PROBLEM DESCRIPTION – Count every line below in which "efefef" occurs, then give only the count.

SUPPLIED RECORDS –
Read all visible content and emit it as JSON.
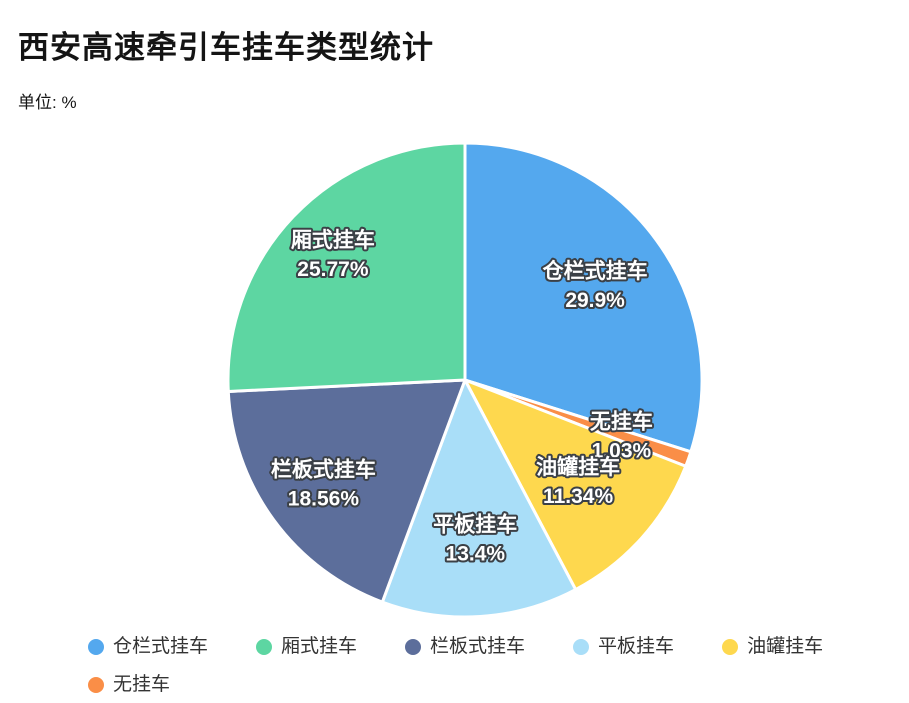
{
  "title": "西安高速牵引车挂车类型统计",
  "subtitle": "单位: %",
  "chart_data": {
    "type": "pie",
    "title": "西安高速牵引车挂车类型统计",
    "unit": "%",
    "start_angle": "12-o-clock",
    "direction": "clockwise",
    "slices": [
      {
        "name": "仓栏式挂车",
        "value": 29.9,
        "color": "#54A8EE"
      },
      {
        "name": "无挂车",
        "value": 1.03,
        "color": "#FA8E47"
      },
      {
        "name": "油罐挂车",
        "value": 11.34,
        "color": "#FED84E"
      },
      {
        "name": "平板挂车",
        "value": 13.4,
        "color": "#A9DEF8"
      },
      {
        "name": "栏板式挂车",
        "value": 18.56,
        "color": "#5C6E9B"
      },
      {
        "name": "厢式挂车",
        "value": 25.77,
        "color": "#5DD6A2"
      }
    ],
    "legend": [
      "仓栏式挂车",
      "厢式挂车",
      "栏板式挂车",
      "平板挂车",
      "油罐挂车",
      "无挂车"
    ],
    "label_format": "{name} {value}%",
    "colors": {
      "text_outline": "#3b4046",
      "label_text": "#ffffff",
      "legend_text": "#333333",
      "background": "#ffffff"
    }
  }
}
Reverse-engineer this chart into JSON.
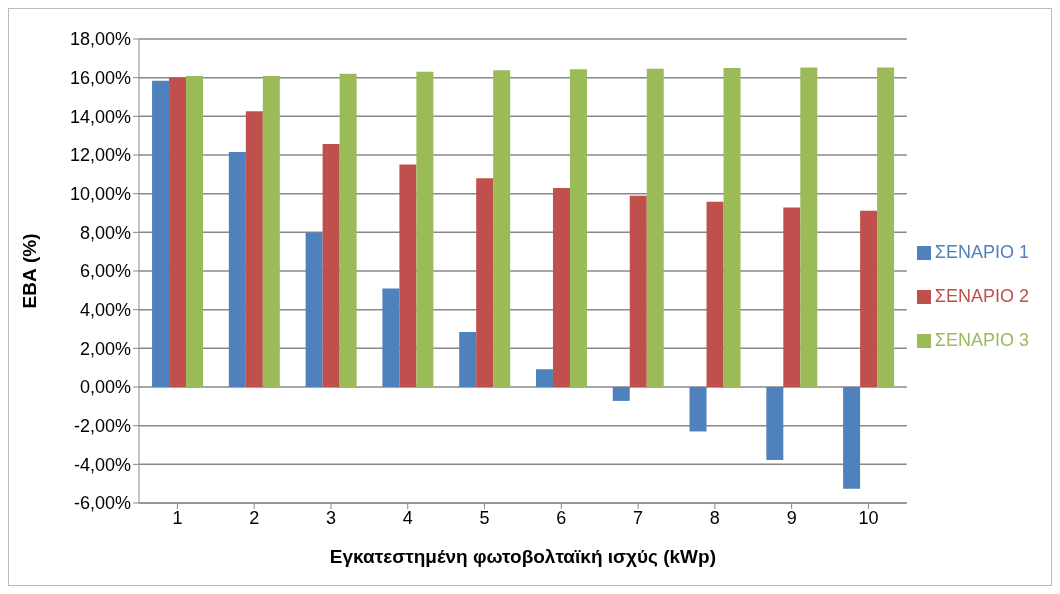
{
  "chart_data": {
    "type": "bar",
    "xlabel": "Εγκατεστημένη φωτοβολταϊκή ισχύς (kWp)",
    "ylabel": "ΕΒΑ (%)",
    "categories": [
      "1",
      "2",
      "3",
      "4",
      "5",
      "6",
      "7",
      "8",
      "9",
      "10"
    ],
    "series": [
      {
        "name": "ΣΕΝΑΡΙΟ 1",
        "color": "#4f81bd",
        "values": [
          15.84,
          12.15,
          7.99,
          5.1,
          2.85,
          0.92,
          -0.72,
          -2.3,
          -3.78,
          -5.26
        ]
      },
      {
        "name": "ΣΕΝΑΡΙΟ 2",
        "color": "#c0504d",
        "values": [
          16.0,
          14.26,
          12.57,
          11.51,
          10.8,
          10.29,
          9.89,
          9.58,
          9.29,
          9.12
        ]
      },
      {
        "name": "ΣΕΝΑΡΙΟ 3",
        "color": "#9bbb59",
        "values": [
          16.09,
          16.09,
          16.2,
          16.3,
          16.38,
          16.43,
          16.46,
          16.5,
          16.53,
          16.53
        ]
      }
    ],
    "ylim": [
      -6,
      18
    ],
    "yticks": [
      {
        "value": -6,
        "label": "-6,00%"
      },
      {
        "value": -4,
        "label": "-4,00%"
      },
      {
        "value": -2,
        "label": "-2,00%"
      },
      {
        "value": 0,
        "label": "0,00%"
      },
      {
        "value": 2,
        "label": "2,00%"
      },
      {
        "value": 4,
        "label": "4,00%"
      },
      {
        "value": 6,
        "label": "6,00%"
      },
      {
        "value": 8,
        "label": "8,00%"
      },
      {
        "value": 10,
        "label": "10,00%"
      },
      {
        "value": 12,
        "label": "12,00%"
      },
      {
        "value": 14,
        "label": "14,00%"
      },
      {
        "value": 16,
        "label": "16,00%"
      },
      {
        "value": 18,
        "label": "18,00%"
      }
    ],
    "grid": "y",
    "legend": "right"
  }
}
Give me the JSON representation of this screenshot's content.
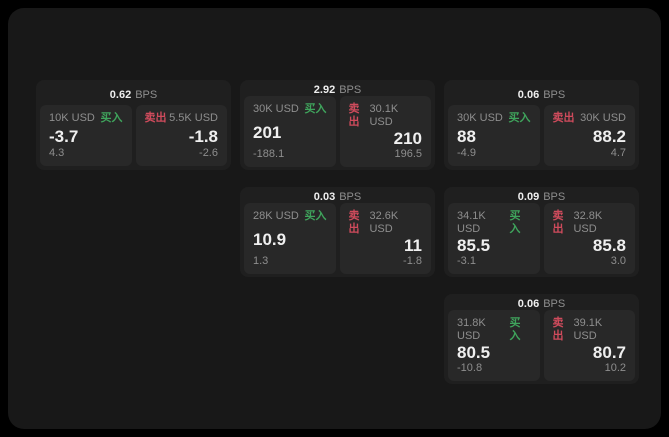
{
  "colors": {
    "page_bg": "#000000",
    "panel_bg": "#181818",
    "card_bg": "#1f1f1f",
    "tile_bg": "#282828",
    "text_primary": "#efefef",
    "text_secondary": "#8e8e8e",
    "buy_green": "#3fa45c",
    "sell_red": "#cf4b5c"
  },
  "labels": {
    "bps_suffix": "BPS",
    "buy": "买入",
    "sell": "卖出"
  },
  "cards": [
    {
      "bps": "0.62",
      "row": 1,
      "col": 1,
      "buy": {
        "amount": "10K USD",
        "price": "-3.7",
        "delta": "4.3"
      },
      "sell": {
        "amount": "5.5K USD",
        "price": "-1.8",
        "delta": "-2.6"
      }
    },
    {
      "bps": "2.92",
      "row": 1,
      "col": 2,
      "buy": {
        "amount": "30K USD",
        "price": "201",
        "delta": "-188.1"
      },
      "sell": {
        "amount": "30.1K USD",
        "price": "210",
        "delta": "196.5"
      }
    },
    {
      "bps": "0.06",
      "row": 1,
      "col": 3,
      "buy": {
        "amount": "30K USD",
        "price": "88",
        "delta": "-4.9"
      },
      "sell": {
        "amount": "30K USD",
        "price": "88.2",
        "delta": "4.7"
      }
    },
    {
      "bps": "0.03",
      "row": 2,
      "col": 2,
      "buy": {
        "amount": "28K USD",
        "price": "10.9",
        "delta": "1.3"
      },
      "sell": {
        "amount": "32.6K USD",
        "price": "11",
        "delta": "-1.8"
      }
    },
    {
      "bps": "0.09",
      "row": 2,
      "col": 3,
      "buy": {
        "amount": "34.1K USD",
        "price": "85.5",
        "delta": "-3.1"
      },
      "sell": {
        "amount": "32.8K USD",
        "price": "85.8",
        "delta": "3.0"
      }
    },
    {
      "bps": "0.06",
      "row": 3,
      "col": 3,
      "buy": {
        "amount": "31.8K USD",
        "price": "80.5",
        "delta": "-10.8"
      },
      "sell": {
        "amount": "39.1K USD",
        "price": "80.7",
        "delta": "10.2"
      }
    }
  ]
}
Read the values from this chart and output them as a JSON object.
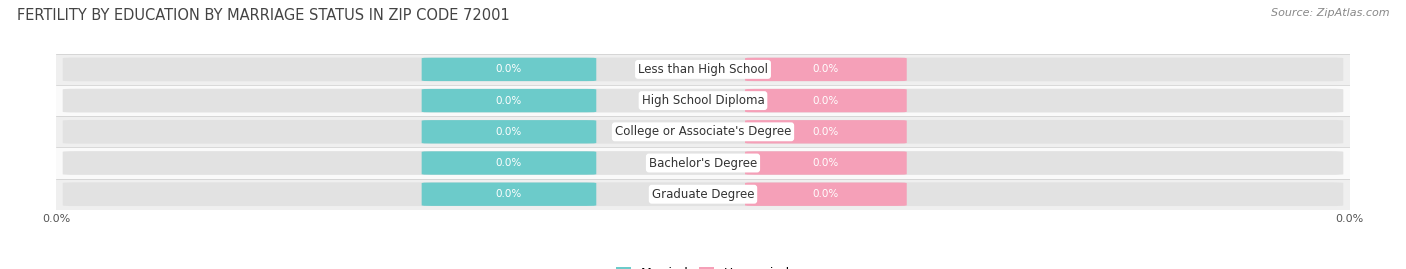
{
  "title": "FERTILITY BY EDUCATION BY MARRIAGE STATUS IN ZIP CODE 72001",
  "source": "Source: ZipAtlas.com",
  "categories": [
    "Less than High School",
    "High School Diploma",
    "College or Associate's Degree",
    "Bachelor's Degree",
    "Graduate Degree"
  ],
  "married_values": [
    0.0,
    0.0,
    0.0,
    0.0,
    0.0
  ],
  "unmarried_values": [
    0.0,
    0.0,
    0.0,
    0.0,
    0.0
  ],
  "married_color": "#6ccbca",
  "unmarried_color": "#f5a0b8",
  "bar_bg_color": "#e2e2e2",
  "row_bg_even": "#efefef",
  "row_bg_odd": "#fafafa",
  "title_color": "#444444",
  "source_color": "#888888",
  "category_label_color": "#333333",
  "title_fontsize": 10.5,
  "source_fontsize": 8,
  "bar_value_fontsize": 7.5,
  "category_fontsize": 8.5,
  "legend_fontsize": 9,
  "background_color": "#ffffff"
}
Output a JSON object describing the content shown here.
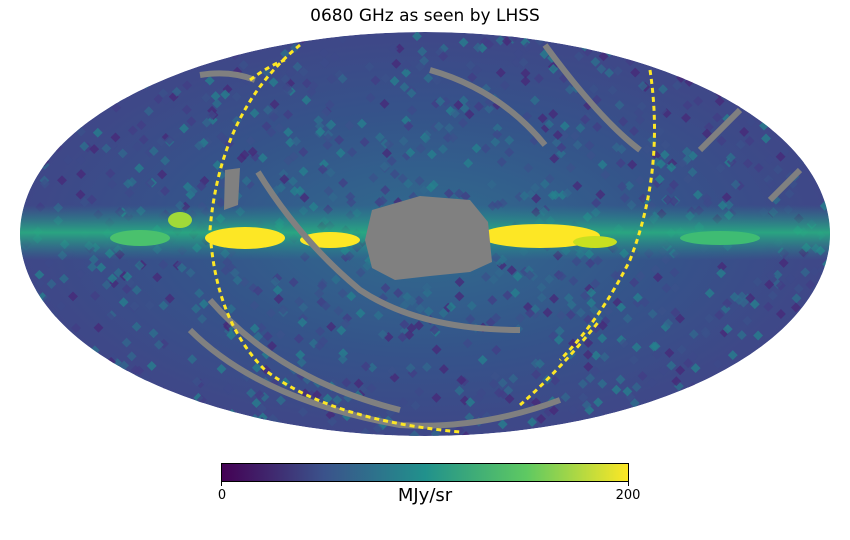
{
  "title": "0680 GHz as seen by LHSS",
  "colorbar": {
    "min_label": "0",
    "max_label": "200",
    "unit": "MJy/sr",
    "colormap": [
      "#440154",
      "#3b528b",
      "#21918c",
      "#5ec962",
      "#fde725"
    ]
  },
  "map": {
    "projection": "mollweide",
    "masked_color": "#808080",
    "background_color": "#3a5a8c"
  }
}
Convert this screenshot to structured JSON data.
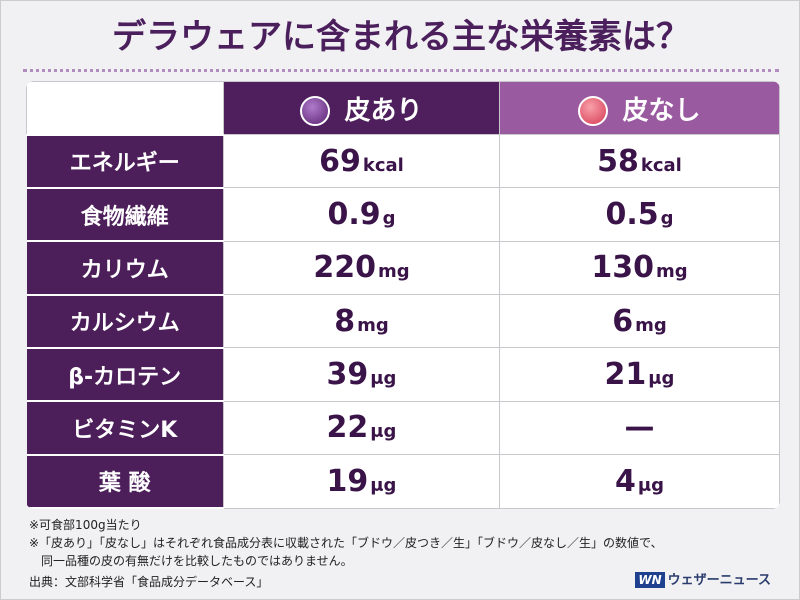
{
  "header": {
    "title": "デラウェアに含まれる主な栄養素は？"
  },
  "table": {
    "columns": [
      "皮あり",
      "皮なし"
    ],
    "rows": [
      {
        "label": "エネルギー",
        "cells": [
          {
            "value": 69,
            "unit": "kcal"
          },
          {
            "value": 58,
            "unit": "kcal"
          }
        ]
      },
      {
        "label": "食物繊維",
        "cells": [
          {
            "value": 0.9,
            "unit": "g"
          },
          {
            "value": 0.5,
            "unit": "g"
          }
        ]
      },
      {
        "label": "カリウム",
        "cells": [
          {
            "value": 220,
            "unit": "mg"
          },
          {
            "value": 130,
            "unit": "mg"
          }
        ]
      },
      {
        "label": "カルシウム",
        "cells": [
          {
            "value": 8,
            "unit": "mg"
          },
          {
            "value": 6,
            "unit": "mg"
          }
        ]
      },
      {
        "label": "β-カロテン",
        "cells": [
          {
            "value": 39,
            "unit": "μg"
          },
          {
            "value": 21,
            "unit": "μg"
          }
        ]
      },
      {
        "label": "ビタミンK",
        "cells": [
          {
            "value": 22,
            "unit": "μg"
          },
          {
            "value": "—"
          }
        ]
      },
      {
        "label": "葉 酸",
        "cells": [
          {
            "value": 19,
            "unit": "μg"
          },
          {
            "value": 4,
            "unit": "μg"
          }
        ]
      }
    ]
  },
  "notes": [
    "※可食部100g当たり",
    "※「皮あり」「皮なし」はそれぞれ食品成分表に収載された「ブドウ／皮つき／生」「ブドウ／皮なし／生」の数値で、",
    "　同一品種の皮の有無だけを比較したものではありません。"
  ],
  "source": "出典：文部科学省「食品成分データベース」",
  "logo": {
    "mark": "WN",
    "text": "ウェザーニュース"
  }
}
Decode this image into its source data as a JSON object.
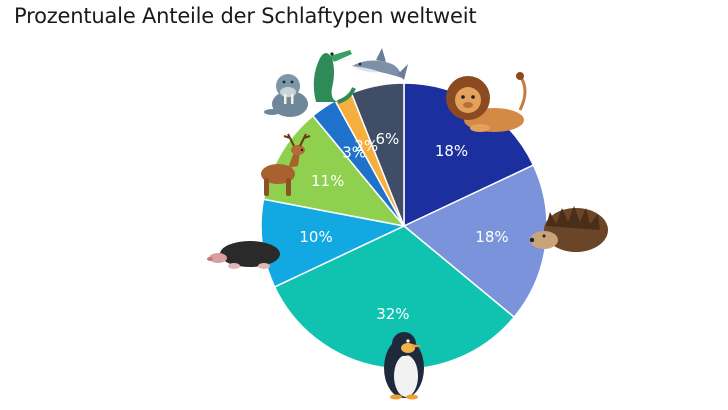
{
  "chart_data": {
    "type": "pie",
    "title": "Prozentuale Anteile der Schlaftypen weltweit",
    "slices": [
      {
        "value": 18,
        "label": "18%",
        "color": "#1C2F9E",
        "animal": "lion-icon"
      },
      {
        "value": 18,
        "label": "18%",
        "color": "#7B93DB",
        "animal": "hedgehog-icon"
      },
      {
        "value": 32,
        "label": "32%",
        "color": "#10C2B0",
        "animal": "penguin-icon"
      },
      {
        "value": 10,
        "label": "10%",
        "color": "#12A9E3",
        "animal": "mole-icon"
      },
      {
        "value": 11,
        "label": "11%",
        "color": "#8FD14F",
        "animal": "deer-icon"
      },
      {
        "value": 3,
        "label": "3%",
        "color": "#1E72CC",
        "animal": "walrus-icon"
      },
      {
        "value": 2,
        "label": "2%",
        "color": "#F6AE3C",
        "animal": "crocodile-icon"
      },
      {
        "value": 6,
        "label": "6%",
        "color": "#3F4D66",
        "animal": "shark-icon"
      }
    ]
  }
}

WRITTEN SOLUTION – 2